*TASK TO CARRY OUT*
Where a line holds "appears", copy it.

[begin DATA RECORDS]

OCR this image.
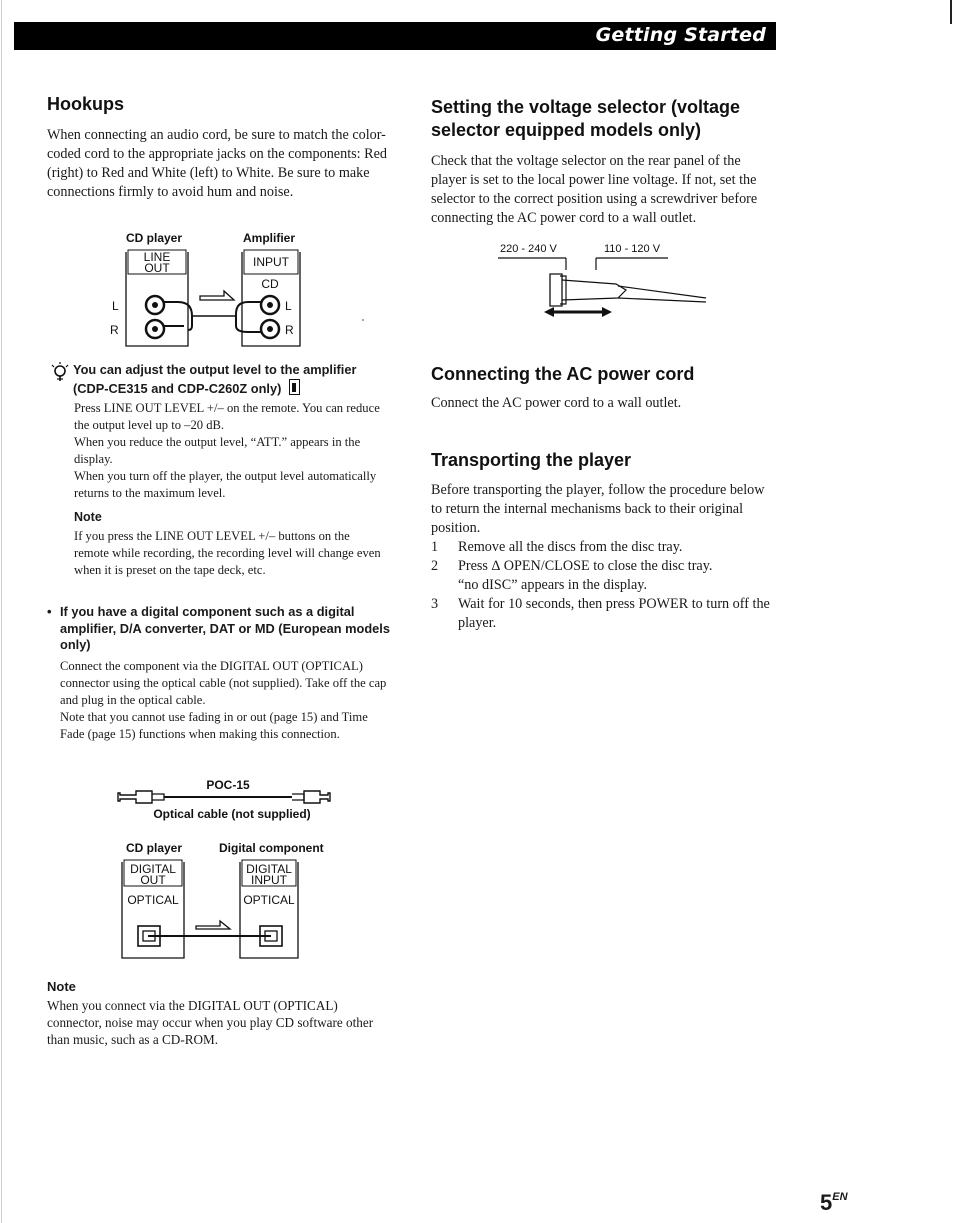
Getting Started
Hookups

When connecting an audio cord, be sure to match the color-coded cord to the appropriate jacks on the components: Red (right) to Red and White (left) to White. Be sure to make connections firmly to avoid hum and noise.

CD player	Amplifier
LINE
OUT	INPUT
CD
L
R
L
R

You can adjust the output level to the amplifier (CDP-CE315 and CDP-C260Z only)

Press LINE OUT LEVEL +/– on the remote. You can reduce the output level up to –20 dB.

When you reduce the output level, “ATT.” appears in the display.

When you turn off the player, the output level automatically returns to the maximum level.

Note

If you press the LINE OUT LEVEL +/– buttons on the remote while recording, the recording level will change even when it is preset on the tape deck, etc.

• If you have a digital component such as a digital amplifier, D/A converter, DAT or MD (European models only)

Connect the component via the DIGITAL OUT (OPTICAL) connector using the optical cable (not supplied). Take off the cap and plug in the optical cable.

Note that you cannot use fading in or out (page 15) and Time Fade (page 15) functions when making this connection.

POC-15
Optical cable (not supplied)
CD player	Digital component
DIGITAL
OUT
OPTICAL
DIGITAL
INPUT
OPTICAL

Note

When you connect via the DIGITAL OUT (OPTICAL) connector, noise may occur when you play CD software other than music, such as a CD-ROM.

Setting the voltage selector (voltage selector equipped models only)

Check that the voltage selector on the rear panel of the player is set to the local power line voltage. If not, set the selector to the correct position using a screwdriver before connecting the AC power cord to a wall outlet.

220 - 240 V	110 - 120 V
Connecting the AC power cord

Connect the AC power cord to a wall outlet.

Transporting the player

Before transporting the player, follow the procedure below to return the internal mechanisms back to their original position.

1	Remove all the discs from the disc tray.
2	Press ∆ OPEN/CLOSE to close the disc tray.
“no dISC” appears in the display.
3	Wait for 10 seconds, then press POWER to turn off the player.
$5^{EN}$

[end DATA RECORDS]

*OUTPUT*
When you reduce the output level, “ATT.” appears in the display.
“no dISC” appears in the display.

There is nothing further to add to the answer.